» **Stored data**:
------------------------------------------------
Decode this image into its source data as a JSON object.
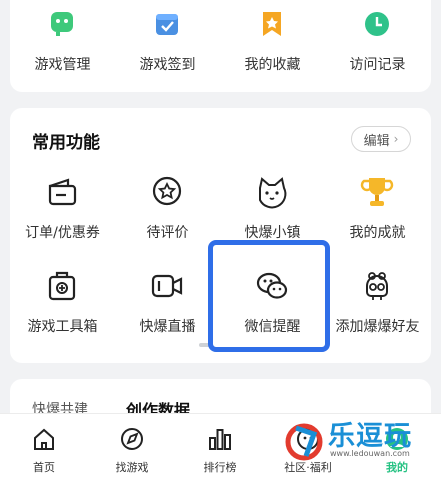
{
  "top_row": [
    {
      "label": "游戏管理",
      "icon": "game-controller-icon",
      "color": "#3ec97b"
    },
    {
      "label": "游戏签到",
      "icon": "calendar-check-icon",
      "color": "#4a90e2"
    },
    {
      "label": "我的收藏",
      "icon": "bookmark-star-icon",
      "color": "#f5a623"
    },
    {
      "label": "访问记录",
      "icon": "clock-icon",
      "color": "#2fc28a"
    }
  ],
  "common": {
    "title": "常用功能",
    "edit_label": "编辑",
    "items": [
      {
        "label": "订单/优惠券",
        "icon": "wallet-icon"
      },
      {
        "label": "待评价",
        "icon": "star-chat-icon"
      },
      {
        "label": "快爆小镇",
        "icon": "cat-face-icon"
      },
      {
        "label": "我的成就",
        "icon": "trophy-icon"
      },
      {
        "label": "游戏工具箱",
        "icon": "toolbox-icon"
      },
      {
        "label": "快爆直播",
        "icon": "video-camera-icon"
      },
      {
        "label": "微信提醒",
        "icon": "wechat-icon"
      },
      {
        "label": "添加爆爆好友",
        "icon": "friend-mascot-icon"
      }
    ]
  },
  "creator": {
    "tabs": [
      "快爆共建",
      "创作数据"
    ]
  },
  "bottom_nav": [
    {
      "label": "首页",
      "icon": "home-icon"
    },
    {
      "label": "找游戏",
      "icon": "compass-icon"
    },
    {
      "label": "排行榜",
      "icon": "bar-chart-icon"
    },
    {
      "label": "社区·福利",
      "icon": "community-icon"
    },
    {
      "label": "我的",
      "icon": "profile-icon",
      "active": true
    }
  ],
  "watermark": {
    "text": "乐逗玩",
    "url": "www.ledouwan.com"
  },
  "colors": {
    "accent": "#26c283",
    "highlight": "#2f6ee8"
  }
}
------------------------------------------------
» **Your objective**: Write the records out once more, exactly as they appear, with no pictures.

» **Solution**:
Decode this image into its source data as a JSON object.
{
  "top_row": [
    {
      "label": "游戏管理",
      "icon": "game-controller-icon",
      "color": "#3ec97b"
    },
    {
      "label": "游戏签到",
      "icon": "calendar-check-icon",
      "color": "#4a90e2"
    },
    {
      "label": "我的收藏",
      "icon": "bookmark-star-icon",
      "color": "#f5a623"
    },
    {
      "label": "访问记录",
      "icon": "clock-icon",
      "color": "#2fc28a"
    }
  ],
  "common": {
    "title": "常用功能",
    "edit_label": "编辑",
    "items": [
      {
        "label": "订单/优惠券",
        "icon": "wallet-icon"
      },
      {
        "label": "待评价",
        "icon": "star-chat-icon"
      },
      {
        "label": "快爆小镇",
        "icon": "cat-face-icon"
      },
      {
        "label": "我的成就",
        "icon": "trophy-icon"
      },
      {
        "label": "游戏工具箱",
        "icon": "toolbox-icon"
      },
      {
        "label": "快爆直播",
        "icon": "video-camera-icon"
      },
      {
        "label": "微信提醒",
        "icon": "wechat-icon"
      },
      {
        "label": "添加爆爆好友",
        "icon": "friend-mascot-icon"
      }
    ]
  },
  "creator": {
    "tabs": [
      "快爆共建",
      "创作数据"
    ]
  },
  "bottom_nav": [
    {
      "label": "首页",
      "icon": "home-icon"
    },
    {
      "label": "找游戏",
      "icon": "compass-icon"
    },
    {
      "label": "排行榜",
      "icon": "bar-chart-icon"
    },
    {
      "label": "社区·福利",
      "icon": "community-icon"
    },
    {
      "label": "我的",
      "icon": "profile-icon",
      "active": true
    }
  ],
  "watermark": {
    "text": "乐逗玩",
    "url": "www.ledouwan.com"
  },
  "colors": {
    "accent": "#26c283",
    "highlight": "#2f6ee8"
  }
}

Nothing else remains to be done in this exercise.